> [What you have to do]: Only lines holding the string "name" are wanted; copy each one from the material.

— start Records to use —

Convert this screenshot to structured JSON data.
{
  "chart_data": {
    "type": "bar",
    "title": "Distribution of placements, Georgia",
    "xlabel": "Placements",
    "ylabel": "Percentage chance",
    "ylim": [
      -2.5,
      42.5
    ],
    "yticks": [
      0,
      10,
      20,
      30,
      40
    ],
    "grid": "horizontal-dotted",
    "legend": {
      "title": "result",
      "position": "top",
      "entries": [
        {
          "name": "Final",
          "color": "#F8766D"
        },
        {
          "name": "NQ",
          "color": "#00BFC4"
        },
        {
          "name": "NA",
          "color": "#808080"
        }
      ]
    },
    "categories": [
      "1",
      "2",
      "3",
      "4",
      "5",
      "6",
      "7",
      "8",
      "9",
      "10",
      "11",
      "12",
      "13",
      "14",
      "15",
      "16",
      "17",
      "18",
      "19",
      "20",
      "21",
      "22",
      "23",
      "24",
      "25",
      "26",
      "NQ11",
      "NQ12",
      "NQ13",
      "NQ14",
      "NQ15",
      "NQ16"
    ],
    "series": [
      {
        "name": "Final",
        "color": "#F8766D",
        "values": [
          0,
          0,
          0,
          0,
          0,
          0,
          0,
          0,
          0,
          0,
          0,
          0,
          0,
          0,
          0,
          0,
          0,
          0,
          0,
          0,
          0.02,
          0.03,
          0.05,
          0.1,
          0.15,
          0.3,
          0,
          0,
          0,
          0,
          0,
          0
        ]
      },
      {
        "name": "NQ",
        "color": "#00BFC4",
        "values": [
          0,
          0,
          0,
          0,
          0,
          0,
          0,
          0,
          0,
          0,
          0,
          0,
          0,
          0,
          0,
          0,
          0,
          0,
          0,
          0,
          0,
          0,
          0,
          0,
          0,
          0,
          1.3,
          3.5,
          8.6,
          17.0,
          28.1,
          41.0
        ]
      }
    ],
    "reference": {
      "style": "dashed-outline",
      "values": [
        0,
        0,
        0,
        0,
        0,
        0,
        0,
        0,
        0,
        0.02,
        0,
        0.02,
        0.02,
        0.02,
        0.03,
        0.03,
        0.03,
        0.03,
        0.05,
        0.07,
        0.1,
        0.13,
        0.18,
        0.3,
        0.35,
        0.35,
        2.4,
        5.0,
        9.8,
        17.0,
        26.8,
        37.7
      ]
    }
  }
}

— end Records to use —

> [Written answer]:
          "name": "Final",
          "name": "NQ",
          "name": "NA",
        "name": "Final",
        "name": "NQ",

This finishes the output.